__WHAT IS BEING ASKED__:
Locate the lines where "Turkey" occurs and copy them as they stand.

__SUPPLIED RECORDS__:
==========

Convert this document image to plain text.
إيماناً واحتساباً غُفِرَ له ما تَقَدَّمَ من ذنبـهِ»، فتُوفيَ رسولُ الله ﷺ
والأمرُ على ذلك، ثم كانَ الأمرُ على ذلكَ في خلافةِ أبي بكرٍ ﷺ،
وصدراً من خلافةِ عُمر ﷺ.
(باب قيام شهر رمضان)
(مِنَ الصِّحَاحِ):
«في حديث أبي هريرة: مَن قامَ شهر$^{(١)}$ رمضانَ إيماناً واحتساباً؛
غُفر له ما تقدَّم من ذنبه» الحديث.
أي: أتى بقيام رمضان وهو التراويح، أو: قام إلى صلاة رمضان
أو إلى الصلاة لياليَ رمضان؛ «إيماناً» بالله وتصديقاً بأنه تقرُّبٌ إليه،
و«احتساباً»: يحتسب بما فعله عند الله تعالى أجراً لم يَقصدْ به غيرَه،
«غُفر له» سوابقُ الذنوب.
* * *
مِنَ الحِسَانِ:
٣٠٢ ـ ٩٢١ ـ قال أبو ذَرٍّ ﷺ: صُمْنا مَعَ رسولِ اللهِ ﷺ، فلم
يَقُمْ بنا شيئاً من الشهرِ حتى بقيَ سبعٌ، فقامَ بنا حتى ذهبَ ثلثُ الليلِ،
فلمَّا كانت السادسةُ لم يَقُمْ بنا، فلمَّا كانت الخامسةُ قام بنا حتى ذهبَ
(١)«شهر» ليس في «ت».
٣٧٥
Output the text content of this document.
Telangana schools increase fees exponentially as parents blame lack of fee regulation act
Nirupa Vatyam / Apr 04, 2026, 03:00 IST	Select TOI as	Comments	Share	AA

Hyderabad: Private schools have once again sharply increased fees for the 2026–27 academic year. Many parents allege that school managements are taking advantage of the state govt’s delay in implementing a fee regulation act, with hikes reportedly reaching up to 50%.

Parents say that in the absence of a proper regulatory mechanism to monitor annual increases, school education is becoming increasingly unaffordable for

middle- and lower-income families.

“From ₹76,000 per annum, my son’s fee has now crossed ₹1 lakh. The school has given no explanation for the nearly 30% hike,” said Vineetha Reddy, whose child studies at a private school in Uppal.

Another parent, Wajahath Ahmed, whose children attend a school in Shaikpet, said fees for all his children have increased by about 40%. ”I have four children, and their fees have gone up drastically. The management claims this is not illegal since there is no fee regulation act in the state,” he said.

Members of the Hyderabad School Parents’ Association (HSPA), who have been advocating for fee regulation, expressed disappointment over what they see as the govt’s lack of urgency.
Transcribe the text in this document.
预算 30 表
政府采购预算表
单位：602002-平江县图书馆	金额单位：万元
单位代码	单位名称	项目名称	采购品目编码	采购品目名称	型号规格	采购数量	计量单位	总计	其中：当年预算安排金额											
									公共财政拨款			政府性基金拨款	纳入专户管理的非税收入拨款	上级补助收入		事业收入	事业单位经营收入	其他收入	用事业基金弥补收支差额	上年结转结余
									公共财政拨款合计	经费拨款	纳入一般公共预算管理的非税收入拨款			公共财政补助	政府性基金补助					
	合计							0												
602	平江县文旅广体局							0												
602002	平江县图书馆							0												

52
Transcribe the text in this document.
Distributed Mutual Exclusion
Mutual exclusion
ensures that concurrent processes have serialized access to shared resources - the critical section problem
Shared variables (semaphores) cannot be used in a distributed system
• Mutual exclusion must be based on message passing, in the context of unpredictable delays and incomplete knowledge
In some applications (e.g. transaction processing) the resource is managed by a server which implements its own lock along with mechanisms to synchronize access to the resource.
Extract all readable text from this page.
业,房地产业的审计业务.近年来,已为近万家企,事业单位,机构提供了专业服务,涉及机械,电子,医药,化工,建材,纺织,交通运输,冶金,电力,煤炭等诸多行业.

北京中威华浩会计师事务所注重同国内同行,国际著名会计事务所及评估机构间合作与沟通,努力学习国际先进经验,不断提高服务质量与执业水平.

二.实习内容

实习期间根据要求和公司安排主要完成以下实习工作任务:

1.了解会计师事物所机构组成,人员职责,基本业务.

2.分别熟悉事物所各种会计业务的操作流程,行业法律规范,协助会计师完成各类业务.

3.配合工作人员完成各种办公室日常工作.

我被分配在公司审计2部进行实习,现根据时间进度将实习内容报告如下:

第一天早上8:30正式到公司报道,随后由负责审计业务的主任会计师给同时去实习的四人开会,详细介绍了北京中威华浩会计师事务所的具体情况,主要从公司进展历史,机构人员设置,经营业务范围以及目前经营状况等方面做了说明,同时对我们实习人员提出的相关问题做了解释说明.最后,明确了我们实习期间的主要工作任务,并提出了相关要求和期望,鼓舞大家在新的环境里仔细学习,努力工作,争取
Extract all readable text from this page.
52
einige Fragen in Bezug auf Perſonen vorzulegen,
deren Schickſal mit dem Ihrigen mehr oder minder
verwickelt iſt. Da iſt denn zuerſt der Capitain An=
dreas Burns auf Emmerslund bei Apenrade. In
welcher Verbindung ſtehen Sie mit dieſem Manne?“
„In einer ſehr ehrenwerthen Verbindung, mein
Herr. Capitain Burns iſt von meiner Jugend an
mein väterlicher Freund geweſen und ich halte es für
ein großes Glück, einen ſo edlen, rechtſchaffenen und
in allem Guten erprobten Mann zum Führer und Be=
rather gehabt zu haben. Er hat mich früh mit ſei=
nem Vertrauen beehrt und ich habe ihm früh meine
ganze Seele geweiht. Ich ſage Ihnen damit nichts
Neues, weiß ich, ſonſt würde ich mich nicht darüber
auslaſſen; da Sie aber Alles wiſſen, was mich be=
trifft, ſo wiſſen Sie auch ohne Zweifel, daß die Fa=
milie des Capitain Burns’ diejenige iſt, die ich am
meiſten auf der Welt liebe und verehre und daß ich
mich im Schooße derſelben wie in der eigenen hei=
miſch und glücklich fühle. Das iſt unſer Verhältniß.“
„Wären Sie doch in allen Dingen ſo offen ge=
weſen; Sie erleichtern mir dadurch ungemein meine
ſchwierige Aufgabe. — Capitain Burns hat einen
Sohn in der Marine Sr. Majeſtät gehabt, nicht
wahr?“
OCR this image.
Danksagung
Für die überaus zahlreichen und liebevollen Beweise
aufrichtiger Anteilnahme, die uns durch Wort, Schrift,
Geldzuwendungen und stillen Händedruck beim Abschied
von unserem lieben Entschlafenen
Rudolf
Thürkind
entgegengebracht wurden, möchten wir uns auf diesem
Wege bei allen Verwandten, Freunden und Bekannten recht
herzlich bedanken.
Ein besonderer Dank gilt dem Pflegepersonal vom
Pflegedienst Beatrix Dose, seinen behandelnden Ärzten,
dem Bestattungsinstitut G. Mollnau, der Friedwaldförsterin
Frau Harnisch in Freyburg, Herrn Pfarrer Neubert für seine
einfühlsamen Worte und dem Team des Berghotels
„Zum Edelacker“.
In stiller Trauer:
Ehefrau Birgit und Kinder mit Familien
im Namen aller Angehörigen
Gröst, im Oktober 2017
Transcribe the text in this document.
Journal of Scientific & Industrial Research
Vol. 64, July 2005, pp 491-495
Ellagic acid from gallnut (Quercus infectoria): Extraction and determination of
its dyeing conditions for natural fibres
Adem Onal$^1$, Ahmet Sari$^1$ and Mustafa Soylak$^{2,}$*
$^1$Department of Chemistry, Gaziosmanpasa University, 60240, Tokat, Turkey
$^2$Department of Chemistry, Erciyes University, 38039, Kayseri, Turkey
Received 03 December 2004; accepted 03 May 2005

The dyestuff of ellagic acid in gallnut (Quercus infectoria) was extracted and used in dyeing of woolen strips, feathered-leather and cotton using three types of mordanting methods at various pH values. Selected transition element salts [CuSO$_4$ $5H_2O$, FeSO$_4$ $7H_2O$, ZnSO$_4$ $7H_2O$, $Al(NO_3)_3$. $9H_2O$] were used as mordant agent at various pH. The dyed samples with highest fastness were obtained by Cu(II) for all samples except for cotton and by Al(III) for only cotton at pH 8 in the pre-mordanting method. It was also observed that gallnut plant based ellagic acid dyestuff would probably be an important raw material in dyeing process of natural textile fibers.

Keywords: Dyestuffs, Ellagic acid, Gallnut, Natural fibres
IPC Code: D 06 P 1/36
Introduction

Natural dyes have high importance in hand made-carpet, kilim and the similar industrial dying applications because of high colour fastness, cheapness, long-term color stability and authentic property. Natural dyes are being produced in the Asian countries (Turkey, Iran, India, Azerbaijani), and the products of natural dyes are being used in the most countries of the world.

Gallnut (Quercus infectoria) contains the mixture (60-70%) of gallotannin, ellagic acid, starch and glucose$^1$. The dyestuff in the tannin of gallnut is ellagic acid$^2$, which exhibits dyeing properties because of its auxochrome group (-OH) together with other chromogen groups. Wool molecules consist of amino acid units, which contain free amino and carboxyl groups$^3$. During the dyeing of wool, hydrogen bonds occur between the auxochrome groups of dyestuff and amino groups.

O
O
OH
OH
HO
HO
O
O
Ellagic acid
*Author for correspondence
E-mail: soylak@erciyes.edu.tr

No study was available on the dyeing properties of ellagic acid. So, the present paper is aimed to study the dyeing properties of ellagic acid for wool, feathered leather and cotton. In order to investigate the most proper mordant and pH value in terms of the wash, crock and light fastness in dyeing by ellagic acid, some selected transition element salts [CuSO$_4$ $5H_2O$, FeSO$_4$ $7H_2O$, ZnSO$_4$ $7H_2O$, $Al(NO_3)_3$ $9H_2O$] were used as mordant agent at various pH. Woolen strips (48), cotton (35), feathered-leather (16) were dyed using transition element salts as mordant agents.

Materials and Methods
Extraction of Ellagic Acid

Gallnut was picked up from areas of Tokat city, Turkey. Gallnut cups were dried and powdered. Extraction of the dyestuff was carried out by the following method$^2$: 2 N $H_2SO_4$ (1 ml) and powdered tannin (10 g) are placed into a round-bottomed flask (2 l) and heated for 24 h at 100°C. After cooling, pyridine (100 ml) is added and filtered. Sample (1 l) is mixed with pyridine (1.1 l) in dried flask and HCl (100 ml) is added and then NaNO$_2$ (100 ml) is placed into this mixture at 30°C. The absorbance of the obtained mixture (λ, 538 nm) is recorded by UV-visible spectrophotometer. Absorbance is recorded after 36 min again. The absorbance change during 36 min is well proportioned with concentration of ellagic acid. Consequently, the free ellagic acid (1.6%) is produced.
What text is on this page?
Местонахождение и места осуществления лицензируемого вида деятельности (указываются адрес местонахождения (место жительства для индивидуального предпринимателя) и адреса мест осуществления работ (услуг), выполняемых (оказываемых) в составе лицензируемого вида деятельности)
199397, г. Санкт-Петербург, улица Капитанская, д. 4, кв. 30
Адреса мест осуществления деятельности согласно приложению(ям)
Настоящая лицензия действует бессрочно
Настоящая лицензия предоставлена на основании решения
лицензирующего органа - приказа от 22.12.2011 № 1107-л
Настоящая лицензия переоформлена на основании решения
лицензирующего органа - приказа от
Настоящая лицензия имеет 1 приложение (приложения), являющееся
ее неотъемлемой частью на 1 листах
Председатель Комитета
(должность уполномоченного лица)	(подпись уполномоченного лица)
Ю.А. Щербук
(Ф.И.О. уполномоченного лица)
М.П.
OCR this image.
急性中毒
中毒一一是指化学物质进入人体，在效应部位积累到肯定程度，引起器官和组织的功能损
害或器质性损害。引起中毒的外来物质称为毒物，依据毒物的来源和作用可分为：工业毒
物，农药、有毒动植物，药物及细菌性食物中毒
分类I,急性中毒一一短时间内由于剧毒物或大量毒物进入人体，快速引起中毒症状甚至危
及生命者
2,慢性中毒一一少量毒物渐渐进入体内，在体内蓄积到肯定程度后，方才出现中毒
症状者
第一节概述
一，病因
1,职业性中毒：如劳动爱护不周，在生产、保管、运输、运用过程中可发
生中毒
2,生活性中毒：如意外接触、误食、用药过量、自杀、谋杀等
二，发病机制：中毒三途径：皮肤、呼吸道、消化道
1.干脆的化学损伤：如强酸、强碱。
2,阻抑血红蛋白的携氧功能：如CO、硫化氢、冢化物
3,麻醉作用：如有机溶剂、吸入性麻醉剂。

==========

__OUTPUT OF THE TASK__:
$^1$Department of Chemistry, Gaziosmanpasa University, 60240, Tokat, Turkey
$^2$Department of Chemistry, Erciyes University, 38039, Kayseri, Turkey
Natural dyes have high importance in hand made-carpet, kilim and the similar industrial dying applications because of high colour fastness, cheapness, long-term color stability and authentic property. Natural dyes are being produced in the Asian countries (Turkey, Iran, India, Azerbaijani), and the products of natural dyes are being used in the most countries of the world.
Gallnut was picked up from areas of Tokat city, Turkey. Gallnut cups were dried and powdered. Extraction of the dyestuff was carried out by the following method$^2$: 2 N $H_2SO_4$ (1 ml) and powdered tannin (10 g) are placed into a round-bottomed flask (2 l) and heated for 24 h at 100°C. After cooling, pyridine (100 ml) is added and filtered. Sample (1 l) is mixed with pyridine (1.1 l) in dried flask and HCl (100 ml) is added and then NaNO$_2$ (100 ml) is placed into this mixture at 30°C. The absorbance of the obtained mixture (λ, 538 nm) is recorded by UV-visible spectrophotometer. Absorbance is recorded after 36 min again. The absorbance change during 36 min is well proportioned with concentration of ellagic acid. Consequently, the free ellagic acid (1.6%) is produced.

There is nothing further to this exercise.